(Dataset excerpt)
☆ ☆ ☆ ☆ ☆

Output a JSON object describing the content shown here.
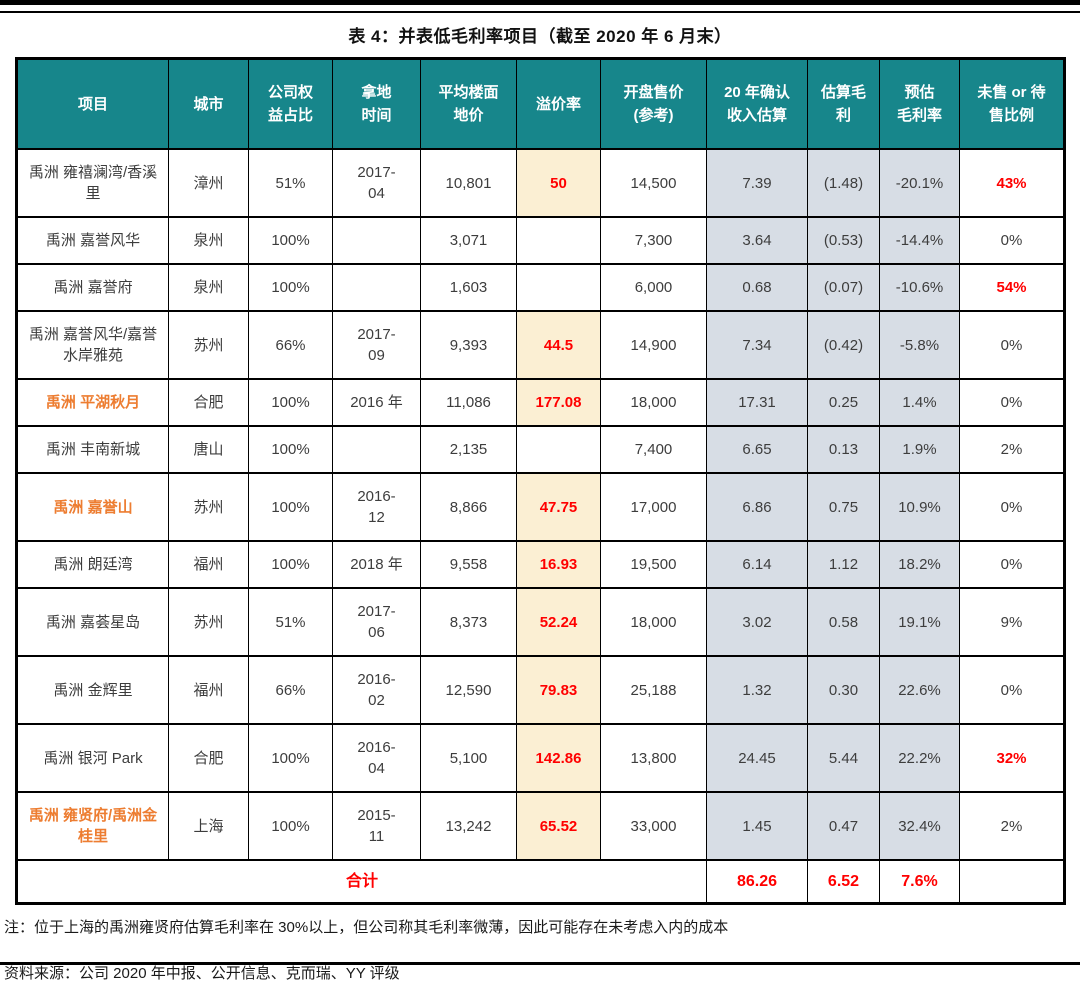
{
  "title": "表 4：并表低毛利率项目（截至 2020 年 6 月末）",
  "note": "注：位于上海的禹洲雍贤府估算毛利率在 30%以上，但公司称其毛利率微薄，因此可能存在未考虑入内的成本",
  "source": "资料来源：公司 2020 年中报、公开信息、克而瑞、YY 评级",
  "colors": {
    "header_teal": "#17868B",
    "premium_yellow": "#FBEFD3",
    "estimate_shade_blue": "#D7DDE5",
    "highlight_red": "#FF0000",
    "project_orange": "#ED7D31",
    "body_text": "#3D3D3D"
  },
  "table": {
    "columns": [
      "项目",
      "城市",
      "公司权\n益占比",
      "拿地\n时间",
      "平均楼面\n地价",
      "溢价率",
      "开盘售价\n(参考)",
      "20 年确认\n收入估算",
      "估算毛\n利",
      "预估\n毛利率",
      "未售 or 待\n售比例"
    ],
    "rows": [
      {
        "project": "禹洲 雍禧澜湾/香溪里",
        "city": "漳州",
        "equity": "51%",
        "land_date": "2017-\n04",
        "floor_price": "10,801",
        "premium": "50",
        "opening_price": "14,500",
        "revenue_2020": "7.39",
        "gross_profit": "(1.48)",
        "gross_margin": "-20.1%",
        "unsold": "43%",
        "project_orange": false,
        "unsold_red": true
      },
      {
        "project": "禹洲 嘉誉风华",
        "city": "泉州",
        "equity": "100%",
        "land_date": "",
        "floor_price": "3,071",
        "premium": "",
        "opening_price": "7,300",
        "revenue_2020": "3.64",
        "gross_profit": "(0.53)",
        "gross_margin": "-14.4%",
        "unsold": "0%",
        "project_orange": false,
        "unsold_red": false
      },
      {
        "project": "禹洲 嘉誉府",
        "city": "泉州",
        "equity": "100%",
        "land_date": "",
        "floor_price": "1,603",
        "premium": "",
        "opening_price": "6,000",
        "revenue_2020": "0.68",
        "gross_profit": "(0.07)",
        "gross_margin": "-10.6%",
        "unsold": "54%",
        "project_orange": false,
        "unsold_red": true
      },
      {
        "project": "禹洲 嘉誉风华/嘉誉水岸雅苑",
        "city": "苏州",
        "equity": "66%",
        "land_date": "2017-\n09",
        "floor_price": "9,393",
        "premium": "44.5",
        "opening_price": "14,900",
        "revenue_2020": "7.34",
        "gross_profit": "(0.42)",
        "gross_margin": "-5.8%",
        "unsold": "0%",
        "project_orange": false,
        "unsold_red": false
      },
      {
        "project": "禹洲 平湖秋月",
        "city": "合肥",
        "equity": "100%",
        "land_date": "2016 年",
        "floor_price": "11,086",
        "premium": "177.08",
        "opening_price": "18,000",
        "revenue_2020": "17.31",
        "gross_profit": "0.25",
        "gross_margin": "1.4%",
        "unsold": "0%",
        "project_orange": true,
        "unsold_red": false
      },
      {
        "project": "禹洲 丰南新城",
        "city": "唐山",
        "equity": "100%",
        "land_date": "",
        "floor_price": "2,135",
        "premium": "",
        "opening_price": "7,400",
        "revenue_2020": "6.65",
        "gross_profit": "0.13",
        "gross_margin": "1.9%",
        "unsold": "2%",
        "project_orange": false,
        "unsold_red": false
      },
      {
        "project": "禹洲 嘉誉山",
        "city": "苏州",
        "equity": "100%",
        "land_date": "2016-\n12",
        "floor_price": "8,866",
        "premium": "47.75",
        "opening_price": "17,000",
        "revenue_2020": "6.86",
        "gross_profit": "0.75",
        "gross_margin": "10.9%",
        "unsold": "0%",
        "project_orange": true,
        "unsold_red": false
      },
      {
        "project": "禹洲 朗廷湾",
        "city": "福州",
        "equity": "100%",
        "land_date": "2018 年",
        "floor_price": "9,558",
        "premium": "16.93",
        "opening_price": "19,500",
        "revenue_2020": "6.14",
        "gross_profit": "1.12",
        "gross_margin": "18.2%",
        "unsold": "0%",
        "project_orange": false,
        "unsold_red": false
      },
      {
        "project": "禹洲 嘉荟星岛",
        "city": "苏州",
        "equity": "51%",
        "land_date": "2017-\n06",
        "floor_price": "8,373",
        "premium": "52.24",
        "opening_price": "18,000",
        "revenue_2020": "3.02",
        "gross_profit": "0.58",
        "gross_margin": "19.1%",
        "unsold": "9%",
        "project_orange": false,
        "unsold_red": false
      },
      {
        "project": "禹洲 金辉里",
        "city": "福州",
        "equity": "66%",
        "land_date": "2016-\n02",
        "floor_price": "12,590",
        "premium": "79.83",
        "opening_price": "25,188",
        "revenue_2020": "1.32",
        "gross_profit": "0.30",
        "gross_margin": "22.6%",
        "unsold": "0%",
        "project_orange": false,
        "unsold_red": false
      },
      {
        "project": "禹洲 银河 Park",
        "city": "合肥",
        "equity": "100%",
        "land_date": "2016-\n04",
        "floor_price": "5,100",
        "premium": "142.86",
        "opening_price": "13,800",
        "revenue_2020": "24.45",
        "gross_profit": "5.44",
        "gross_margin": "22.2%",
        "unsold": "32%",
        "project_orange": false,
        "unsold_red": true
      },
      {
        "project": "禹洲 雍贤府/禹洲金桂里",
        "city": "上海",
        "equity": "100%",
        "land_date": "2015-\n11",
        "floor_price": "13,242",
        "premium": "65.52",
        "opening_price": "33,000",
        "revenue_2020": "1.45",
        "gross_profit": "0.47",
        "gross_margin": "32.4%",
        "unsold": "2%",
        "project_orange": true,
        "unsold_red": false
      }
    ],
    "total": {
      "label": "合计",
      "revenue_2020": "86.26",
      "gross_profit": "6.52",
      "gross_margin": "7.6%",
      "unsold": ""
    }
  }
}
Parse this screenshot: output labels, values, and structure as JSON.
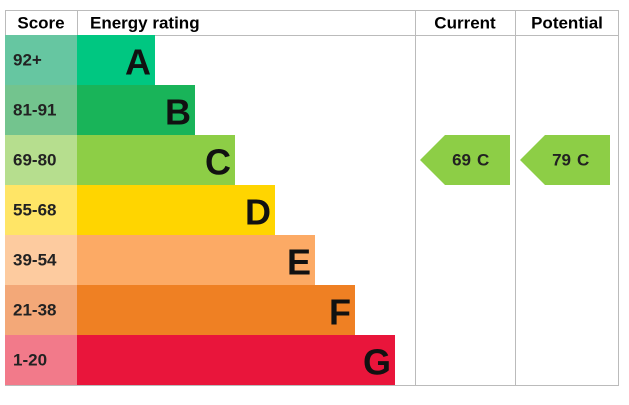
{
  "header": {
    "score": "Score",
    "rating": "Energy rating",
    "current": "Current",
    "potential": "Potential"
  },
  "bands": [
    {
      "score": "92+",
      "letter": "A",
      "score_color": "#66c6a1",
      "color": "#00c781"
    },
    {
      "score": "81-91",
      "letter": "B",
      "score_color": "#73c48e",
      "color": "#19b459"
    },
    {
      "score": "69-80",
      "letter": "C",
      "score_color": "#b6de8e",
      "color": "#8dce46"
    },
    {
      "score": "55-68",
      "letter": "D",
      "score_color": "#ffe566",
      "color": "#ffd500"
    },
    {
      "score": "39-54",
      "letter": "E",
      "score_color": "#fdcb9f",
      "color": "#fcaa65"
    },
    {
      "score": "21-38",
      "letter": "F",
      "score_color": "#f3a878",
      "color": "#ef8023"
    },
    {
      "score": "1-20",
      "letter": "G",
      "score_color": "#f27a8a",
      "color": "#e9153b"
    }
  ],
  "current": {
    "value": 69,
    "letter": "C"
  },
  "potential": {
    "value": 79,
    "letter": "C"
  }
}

☆ ☆ ☆ ☆ ☆

§ **Goal of the exercise**: Write out the listing above exactly as it stands, pictures excluded.

§ **Solved problem**:
Output a JSON object describing the content shown here.
{
  "title": "表 4：并表低毛利率项目（截至 2020 年 6 月末）",
  "note": "注：位于上海的禹洲雍贤府估算毛利率在 30%以上，但公司称其毛利率微薄，因此可能存在未考虑入内的成本",
  "source": "资料来源：公司 2020 年中报、公开信息、克而瑞、YY 评级",
  "colors": {
    "header_teal": "#17868B",
    "premium_yellow": "#FBEFD3",
    "estimate_shade_blue": "#D7DDE5",
    "highlight_red": "#FF0000",
    "project_orange": "#ED7D31",
    "body_text": "#3D3D3D"
  },
  "table": {
    "columns": [
      "项目",
      "城市",
      "公司权\n益占比",
      "拿地\n时间",
      "平均楼面\n地价",
      "溢价率",
      "开盘售价\n(参考)",
      "20 年确认\n收入估算",
      "估算毛\n利",
      "预估\n毛利率",
      "未售 or 待\n售比例"
    ],
    "rows": [
      {
        "project": "禹洲 雍禧澜湾/香溪里",
        "city": "漳州",
        "equity": "51%",
        "land_date": "2017-\n04",
        "floor_price": "10,801",
        "premium": "50",
        "opening_price": "14,500",
        "revenue_2020": "7.39",
        "gross_profit": "(1.48)",
        "gross_margin": "-20.1%",
        "unsold": "43%",
        "project_orange": false,
        "unsold_red": true
      },
      {
        "project": "禹洲 嘉誉风华",
        "city": "泉州",
        "equity": "100%",
        "land_date": "",
        "floor_price": "3,071",
        "premium": "",
        "opening_price": "7,300",
        "revenue_2020": "3.64",
        "gross_profit": "(0.53)",
        "gross_margin": "-14.4%",
        "unsold": "0%",
        "project_orange": false,
        "unsold_red": false
      },
      {
        "project": "禹洲 嘉誉府",
        "city": "泉州",
        "equity": "100%",
        "land_date": "",
        "floor_price": "1,603",
        "premium": "",
        "opening_price": "6,000",
        "revenue_2020": "0.68",
        "gross_profit": "(0.07)",
        "gross_margin": "-10.6%",
        "unsold": "54%",
        "project_orange": false,
        "unsold_red": true
      },
      {
        "project": "禹洲 嘉誉风华/嘉誉水岸雅苑",
        "city": "苏州",
        "equity": "66%",
        "land_date": "2017-\n09",
        "floor_price": "9,393",
        "premium": "44.5",
        "opening_price": "14,900",
        "revenue_2020": "7.34",
        "gross_profit": "(0.42)",
        "gross_margin": "-5.8%",
        "unsold": "0%",
        "project_orange": false,
        "unsold_red": false
      },
      {
        "project": "禹洲 平湖秋月",
        "city": "合肥",
        "equity": "100%",
        "land_date": "2016 年",
        "floor_price": "11,086",
        "premium": "177.08",
        "opening_price": "18,000",
        "revenue_2020": "17.31",
        "gross_profit": "0.25",
        "gross_margin": "1.4%",
        "unsold": "0%",
        "project_orange": true,
        "unsold_red": false
      },
      {
        "project": "禹洲 丰南新城",
        "city": "唐山",
        "equity": "100%",
        "land_date": "",
        "floor_price": "2,135",
        "premium": "",
        "opening_price": "7,400",
        "revenue_2020": "6.65",
        "gross_profit": "0.13",
        "gross_margin": "1.9%",
        "unsold": "2%",
        "project_orange": false,
        "unsold_red": false
      },
      {
        "project": "禹洲 嘉誉山",
        "city": "苏州",
        "equity": "100%",
        "land_date": "2016-\n12",
        "floor_price": "8,866",
        "premium": "47.75",
        "opening_price": "17,000",
        "revenue_2020": "6.86",
        "gross_profit": "0.75",
        "gross_margin": "10.9%",
        "unsold": "0%",
        "project_orange": true,
        "unsold_red": false
      },
      {
        "project": "禹洲 朗廷湾",
        "city": "福州",
        "equity": "100%",
        "land_date": "2018 年",
        "floor_price": "9,558",
        "premium": "16.93",
        "opening_price": "19,500",
        "revenue_2020": "6.14",
        "gross_profit": "1.12",
        "gross_margin": "18.2%",
        "unsold": "0%",
        "project_orange": false,
        "unsold_red": false
      },
      {
        "project": "禹洲 嘉荟星岛",
        "city": "苏州",
        "equity": "51%",
        "land_date": "2017-\n06",
        "floor_price": "8,373",
        "premium": "52.24",
        "opening_price": "18,000",
        "revenue_2020": "3.02",
        "gross_profit": "0.58",
        "gross_margin": "19.1%",
        "unsold": "9%",
        "project_orange": false,
        "unsold_red": false
      },
      {
        "project": "禹洲 金辉里",
        "city": "福州",
        "equity": "66%",
        "land_date": "2016-\n02",
        "floor_price": "12,590",
        "premium": "79.83",
        "opening_price": "25,188",
        "revenue_2020": "1.32",
        "gross_profit": "0.30",
        "gross_margin": "22.6%",
        "unsold": "0%",
        "project_orange": false,
        "unsold_red": false
      },
      {
        "project": "禹洲 银河 Park",
        "city": "合肥",
        "equity": "100%",
        "land_date": "2016-\n04",
        "floor_price": "5,100",
        "premium": "142.86",
        "opening_price": "13,800",
        "revenue_2020": "24.45",
        "gross_profit": "5.44",
        "gross_margin": "22.2%",
        "unsold": "32%",
        "project_orange": false,
        "unsold_red": true
      },
      {
        "project": "禹洲 雍贤府/禹洲金桂里",
        "city": "上海",
        "equity": "100%",
        "land_date": "2015-\n11",
        "floor_price": "13,242",
        "premium": "65.52",
        "opening_price": "33,000",
        "revenue_2020": "1.45",
        "gross_profit": "0.47",
        "gross_margin": "32.4%",
        "unsold": "2%",
        "project_orange": true,
        "unsold_red": false
      }
    ],
    "total": {
      "label": "合计",
      "revenue_2020": "86.26",
      "gross_profit": "6.52",
      "gross_margin": "7.6%",
      "unsold": ""
    }
  }
}
Parse this screenshot: output labels, values, and structure as JSON.
{
  "header": {
    "score": "Score",
    "rating": "Energy rating",
    "current": "Current",
    "potential": "Potential"
  },
  "bands": [
    {
      "score": "92+",
      "letter": "A",
      "score_color": "#66c6a1",
      "color": "#00c781"
    },
    {
      "score": "81-91",
      "letter": "B",
      "score_color": "#73c48e",
      "color": "#19b459"
    },
    {
      "score": "69-80",
      "letter": "C",
      "score_color": "#b6de8e",
      "color": "#8dce46"
    },
    {
      "score": "55-68",
      "letter": "D",
      "score_color": "#ffe566",
      "color": "#ffd500"
    },
    {
      "score": "39-54",
      "letter": "E",
      "score_color": "#fdcb9f",
      "color": "#fcaa65"
    },
    {
      "score": "21-38",
      "letter": "F",
      "score_color": "#f3a878",
      "color": "#ef8023"
    },
    {
      "score": "1-20",
      "letter": "G",
      "score_color": "#f27a8a",
      "color": "#e9153b"
    }
  ],
  "current": {
    "value": 69,
    "letter": "C"
  },
  "potential": {
    "value": 79,
    "letter": "C"
  }
}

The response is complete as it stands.